(Saved entries)
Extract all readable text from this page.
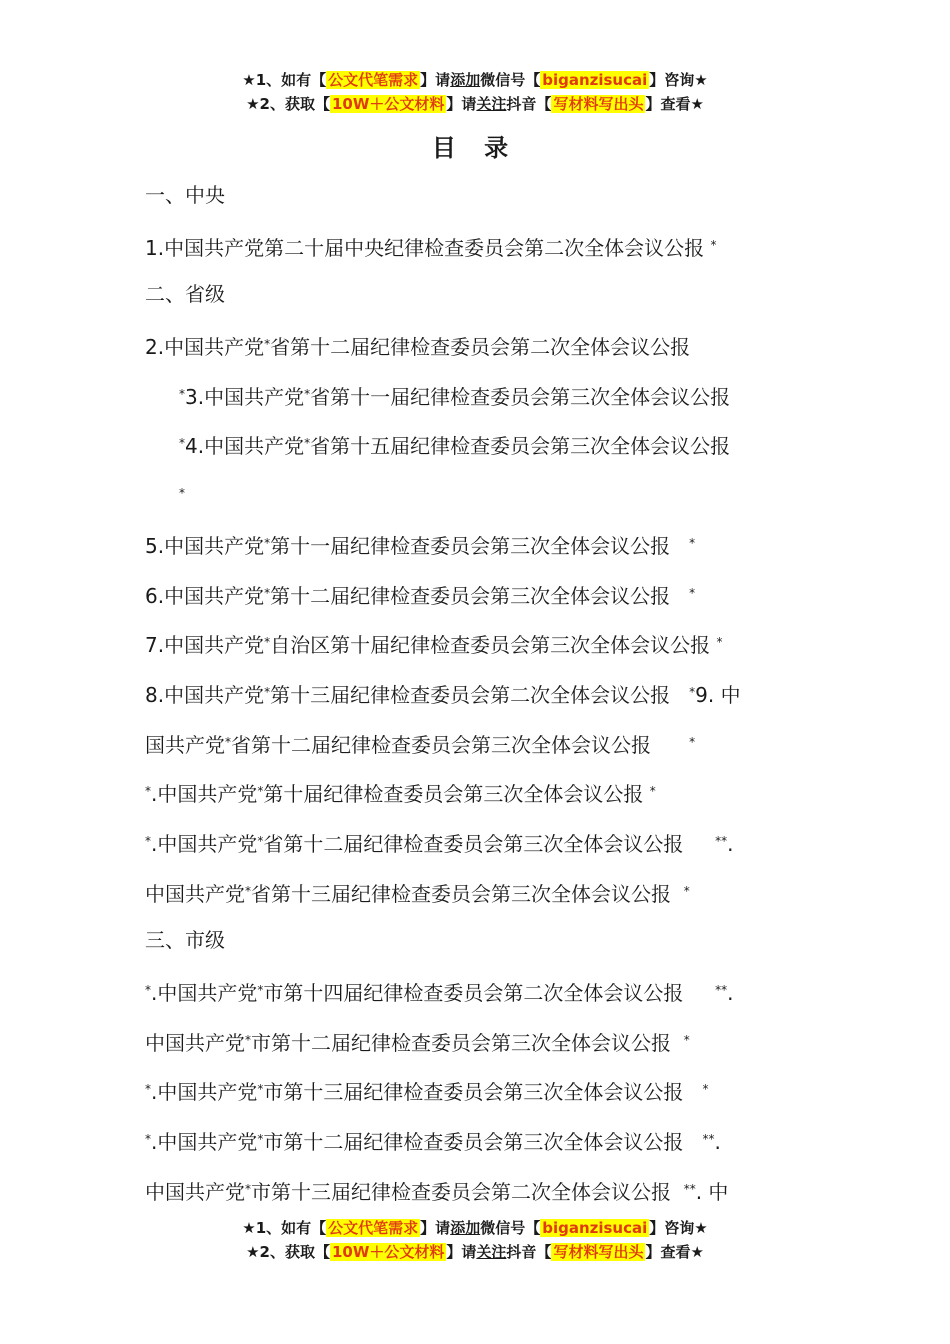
★1、如有【 公文代笔需求 】请添加微信号【 biganzisucai 】咨询★
★2、获取【 10W＋公文材料 】请关注抖音【 写材料写出头 】查看★
目 录
一、中央
1.中国共产党第二十届中央纪律检查委员会第二次全体会议公报 *
二、省级
2.中国共产党*省第十二届纪律检查委员会第二次全体会议公报
*3.中国共产党*省第十一届纪律检查委员会第三次全体会议公报
*4.中国共产党*省第十五届纪律检查委员会第三次全体会议公报
*
5.中国共产党*第十一届纪律检查委员会第三次全体会议公报 *
6.中国共产党*第十二届纪律检查委员会第三次全体会议公报 *
7.中国共产党*自治区第十届纪律检查委员会第三次全体会议公报 *
8.中国共产党*第十三届纪律检查委员会第二次全体会议公报 *9. 中
国共产党*省第十二届纪律检查委员会第三次全体会议公报	*
*.中国共产党*第十届纪律检查委员会第三次全体会议公报 *
*.中国共产党*省第十二届纪律检查委员会第三次全体会议公报	**.
中国共产党*省第十三届纪律检查委员会第三次全体会议公报 *
三、市级
*.中国共产党*市第十四届纪律检查委员会第二次全体会议公报	**.
中国共产党*市第十二届纪律检查委员会第三次全体会议公报 *
*.中国共产党*市第十三届纪律检查委员会第三次全体会议公报 *
*.中国共产党*市第十二届纪律检查委员会第三次全体会议公报 **.
中国共产党*市第十三届纪律检查委员会第二次全体会议公报 **. 中
★1、如有【 公文代笔需求 】请添加微信号【 biganzisucai 】咨询★
★2、获取【 10W＋公文材料 】请关注抖音【 写材料写出头 】查看★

» SHORT EXERCISE
Say how many lines of the material contain the word "市第十二届纪律检查委员会第三次全体会议公报", with no other text.

» FULL ANSWER
2